>> BEGIN Information supplied

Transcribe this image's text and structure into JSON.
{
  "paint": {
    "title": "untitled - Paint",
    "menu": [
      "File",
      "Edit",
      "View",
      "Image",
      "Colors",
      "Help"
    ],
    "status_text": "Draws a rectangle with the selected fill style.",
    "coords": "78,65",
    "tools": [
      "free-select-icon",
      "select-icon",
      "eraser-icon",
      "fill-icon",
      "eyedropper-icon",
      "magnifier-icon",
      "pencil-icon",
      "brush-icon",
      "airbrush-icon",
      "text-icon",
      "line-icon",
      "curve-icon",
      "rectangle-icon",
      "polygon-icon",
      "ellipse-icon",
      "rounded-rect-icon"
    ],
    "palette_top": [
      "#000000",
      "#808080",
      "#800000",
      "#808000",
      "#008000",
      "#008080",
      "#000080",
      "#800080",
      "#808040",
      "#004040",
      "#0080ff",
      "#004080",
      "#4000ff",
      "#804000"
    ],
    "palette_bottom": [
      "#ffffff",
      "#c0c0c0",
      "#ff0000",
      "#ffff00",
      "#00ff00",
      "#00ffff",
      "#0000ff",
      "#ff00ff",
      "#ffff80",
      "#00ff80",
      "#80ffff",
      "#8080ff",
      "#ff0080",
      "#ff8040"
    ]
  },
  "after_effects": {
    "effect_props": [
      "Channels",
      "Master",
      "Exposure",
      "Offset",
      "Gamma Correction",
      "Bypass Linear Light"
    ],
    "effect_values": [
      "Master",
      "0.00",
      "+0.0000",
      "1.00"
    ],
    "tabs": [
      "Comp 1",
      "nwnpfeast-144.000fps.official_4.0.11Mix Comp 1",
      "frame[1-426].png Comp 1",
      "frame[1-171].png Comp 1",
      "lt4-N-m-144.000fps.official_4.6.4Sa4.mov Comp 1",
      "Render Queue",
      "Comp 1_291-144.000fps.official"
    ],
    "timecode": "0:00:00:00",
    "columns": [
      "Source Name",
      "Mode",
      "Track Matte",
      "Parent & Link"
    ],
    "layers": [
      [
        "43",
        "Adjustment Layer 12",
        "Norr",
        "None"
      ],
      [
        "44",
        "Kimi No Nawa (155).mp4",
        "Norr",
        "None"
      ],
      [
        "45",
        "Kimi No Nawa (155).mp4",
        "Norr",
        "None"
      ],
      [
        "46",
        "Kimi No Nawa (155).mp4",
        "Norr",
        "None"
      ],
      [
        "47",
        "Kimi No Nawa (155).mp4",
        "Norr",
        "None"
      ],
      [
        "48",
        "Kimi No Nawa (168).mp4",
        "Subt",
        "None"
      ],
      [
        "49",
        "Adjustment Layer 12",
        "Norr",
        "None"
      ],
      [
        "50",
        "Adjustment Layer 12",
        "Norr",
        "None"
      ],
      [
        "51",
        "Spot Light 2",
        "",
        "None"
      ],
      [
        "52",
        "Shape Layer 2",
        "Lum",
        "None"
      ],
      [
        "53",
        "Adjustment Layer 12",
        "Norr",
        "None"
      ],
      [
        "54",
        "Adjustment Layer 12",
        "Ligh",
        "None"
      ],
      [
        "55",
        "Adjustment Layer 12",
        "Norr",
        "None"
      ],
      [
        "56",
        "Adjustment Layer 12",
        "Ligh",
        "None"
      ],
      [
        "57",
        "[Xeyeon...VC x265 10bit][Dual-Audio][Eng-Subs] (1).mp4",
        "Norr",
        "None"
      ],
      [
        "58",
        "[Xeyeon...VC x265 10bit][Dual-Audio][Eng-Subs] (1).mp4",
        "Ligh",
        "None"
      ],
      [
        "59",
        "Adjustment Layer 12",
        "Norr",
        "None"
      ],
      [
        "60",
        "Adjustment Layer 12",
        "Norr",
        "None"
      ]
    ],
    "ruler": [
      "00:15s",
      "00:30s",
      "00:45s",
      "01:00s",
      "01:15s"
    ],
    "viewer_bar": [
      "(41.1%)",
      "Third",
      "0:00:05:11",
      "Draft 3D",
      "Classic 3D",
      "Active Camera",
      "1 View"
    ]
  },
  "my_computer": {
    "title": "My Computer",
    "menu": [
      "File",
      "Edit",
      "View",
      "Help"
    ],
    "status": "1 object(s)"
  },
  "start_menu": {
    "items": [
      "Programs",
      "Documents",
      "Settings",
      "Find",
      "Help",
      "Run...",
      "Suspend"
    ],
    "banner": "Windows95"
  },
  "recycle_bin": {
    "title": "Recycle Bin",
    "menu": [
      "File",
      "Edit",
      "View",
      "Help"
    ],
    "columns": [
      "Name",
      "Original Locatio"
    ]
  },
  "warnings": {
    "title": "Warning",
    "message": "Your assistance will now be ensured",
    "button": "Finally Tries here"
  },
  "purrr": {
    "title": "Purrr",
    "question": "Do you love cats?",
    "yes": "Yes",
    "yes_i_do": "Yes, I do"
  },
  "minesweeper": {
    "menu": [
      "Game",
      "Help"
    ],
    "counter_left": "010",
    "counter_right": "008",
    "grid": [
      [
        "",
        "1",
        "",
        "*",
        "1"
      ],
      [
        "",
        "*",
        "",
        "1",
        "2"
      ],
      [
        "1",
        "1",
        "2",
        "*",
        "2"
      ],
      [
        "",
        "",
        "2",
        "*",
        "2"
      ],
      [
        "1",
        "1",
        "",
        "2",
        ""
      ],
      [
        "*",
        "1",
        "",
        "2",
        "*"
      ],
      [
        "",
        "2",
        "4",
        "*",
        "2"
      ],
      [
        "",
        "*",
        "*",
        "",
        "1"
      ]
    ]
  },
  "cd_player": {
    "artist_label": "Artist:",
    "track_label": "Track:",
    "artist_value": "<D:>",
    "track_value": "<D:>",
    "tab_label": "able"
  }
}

>> END Information supplied

# [Directions for this task]
Please restate the whole listing word for word.

# [Answer to the task]
Transcribe this image's text and structure into JSON.
{
  "paint": {
    "title": "untitled - Paint",
    "menu": [
      "File",
      "Edit",
      "View",
      "Image",
      "Colors",
      "Help"
    ],
    "status_text": "Draws a rectangle with the selected fill style.",
    "coords": "78,65",
    "tools": [
      "free-select-icon",
      "select-icon",
      "eraser-icon",
      "fill-icon",
      "eyedropper-icon",
      "magnifier-icon",
      "pencil-icon",
      "brush-icon",
      "airbrush-icon",
      "text-icon",
      "line-icon",
      "curve-icon",
      "rectangle-icon",
      "polygon-icon",
      "ellipse-icon",
      "rounded-rect-icon"
    ],
    "palette_top": [
      "#000000",
      "#808080",
      "#800000",
      "#808000",
      "#008000",
      "#008080",
      "#000080",
      "#800080",
      "#808040",
      "#004040",
      "#0080ff",
      "#004080",
      "#4000ff",
      "#804000"
    ],
    "palette_bottom": [
      "#ffffff",
      "#c0c0c0",
      "#ff0000",
      "#ffff00",
      "#00ff00",
      "#00ffff",
      "#0000ff",
      "#ff00ff",
      "#ffff80",
      "#00ff80",
      "#80ffff",
      "#8080ff",
      "#ff0080",
      "#ff8040"
    ]
  },
  "after_effects": {
    "effect_props": [
      "Channels",
      "Master",
      "Exposure",
      "Offset",
      "Gamma Correction",
      "Bypass Linear Light"
    ],
    "effect_values": [
      "Master",
      "0.00",
      "+0.0000",
      "1.00"
    ],
    "tabs": [
      "Comp 1",
      "nwnpfeast-144.000fps.official_4.0.11Mix Comp 1",
      "frame[1-426].png Comp 1",
      "frame[1-171].png Comp 1",
      "lt4-N-m-144.000fps.official_4.6.4Sa4.mov Comp 1",
      "Render Queue",
      "Comp 1_291-144.000fps.official"
    ],
    "timecode": "0:00:00:00",
    "columns": [
      "Source Name",
      "Mode",
      "Track Matte",
      "Parent & Link"
    ],
    "layers": [
      [
        "43",
        "Adjustment Layer 12",
        "Norr",
        "None"
      ],
      [
        "44",
        "Kimi No Nawa (155).mp4",
        "Norr",
        "None"
      ],
      [
        "45",
        "Kimi No Nawa (155).mp4",
        "Norr",
        "None"
      ],
      [
        "46",
        "Kimi No Nawa (155).mp4",
        "Norr",
        "None"
      ],
      [
        "47",
        "Kimi No Nawa (155).mp4",
        "Norr",
        "None"
      ],
      [
        "48",
        "Kimi No Nawa (168).mp4",
        "Subt",
        "None"
      ],
      [
        "49",
        "Adjustment Layer 12",
        "Norr",
        "None"
      ],
      [
        "50",
        "Adjustment Layer 12",
        "Norr",
        "None"
      ],
      [
        "51",
        "Spot Light 2",
        "",
        "None"
      ],
      [
        "52",
        "Shape Layer 2",
        "Lum",
        "None"
      ],
      [
        "53",
        "Adjustment Layer 12",
        "Norr",
        "None"
      ],
      [
        "54",
        "Adjustment Layer 12",
        "Ligh",
        "None"
      ],
      [
        "55",
        "Adjustment Layer 12",
        "Norr",
        "None"
      ],
      [
        "56",
        "Adjustment Layer 12",
        "Ligh",
        "None"
      ],
      [
        "57",
        "[Xeyeon...VC x265 10bit][Dual-Audio][Eng-Subs] (1).mp4",
        "Norr",
        "None"
      ],
      [
        "58",
        "[Xeyeon...VC x265 10bit][Dual-Audio][Eng-Subs] (1).mp4",
        "Ligh",
        "None"
      ],
      [
        "59",
        "Adjustment Layer 12",
        "Norr",
        "None"
      ],
      [
        "60",
        "Adjustment Layer 12",
        "Norr",
        "None"
      ]
    ],
    "ruler": [
      "00:15s",
      "00:30s",
      "00:45s",
      "01:00s",
      "01:15s"
    ],
    "viewer_bar": [
      "(41.1%)",
      "Third",
      "0:00:05:11",
      "Draft 3D",
      "Classic 3D",
      "Active Camera",
      "1 View"
    ]
  },
  "my_computer": {
    "title": "My Computer",
    "menu": [
      "File",
      "Edit",
      "View",
      "Help"
    ],
    "status": "1 object(s)"
  },
  "start_menu": {
    "items": [
      "Programs",
      "Documents",
      "Settings",
      "Find",
      "Help",
      "Run...",
      "Suspend"
    ],
    "banner": "Windows95"
  },
  "recycle_bin": {
    "title": "Recycle Bin",
    "menu": [
      "File",
      "Edit",
      "View",
      "Help"
    ],
    "columns": [
      "Name",
      "Original Locatio"
    ]
  },
  "warnings": {
    "title": "Warning",
    "message": "Your assistance will now be ensured",
    "button": "Finally Tries here"
  },
  "purrr": {
    "title": "Purrr",
    "question": "Do you love cats?",
    "yes": "Yes",
    "yes_i_do": "Yes, I do"
  },
  "minesweeper": {
    "menu": [
      "Game",
      "Help"
    ],
    "counter_left": "010",
    "counter_right": "008",
    "grid": [
      [
        "",
        "1",
        "",
        "*",
        "1"
      ],
      [
        "",
        "*",
        "",
        "1",
        "2"
      ],
      [
        "1",
        "1",
        "2",
        "*",
        "2"
      ],
      [
        "",
        "",
        "2",
        "*",
        "2"
      ],
      [
        "1",
        "1",
        "",
        "2",
        ""
      ],
      [
        "*",
        "1",
        "",
        "2",
        "*"
      ],
      [
        "",
        "2",
        "4",
        "*",
        "2"
      ],
      [
        "",
        "*",
        "*",
        "",
        "1"
      ]
    ]
  },
  "cd_player": {
    "artist_label": "Artist:",
    "track_label": "Track:",
    "artist_value": "<D:>",
    "track_value": "<D:>",
    "tab_label": "able"
  }
}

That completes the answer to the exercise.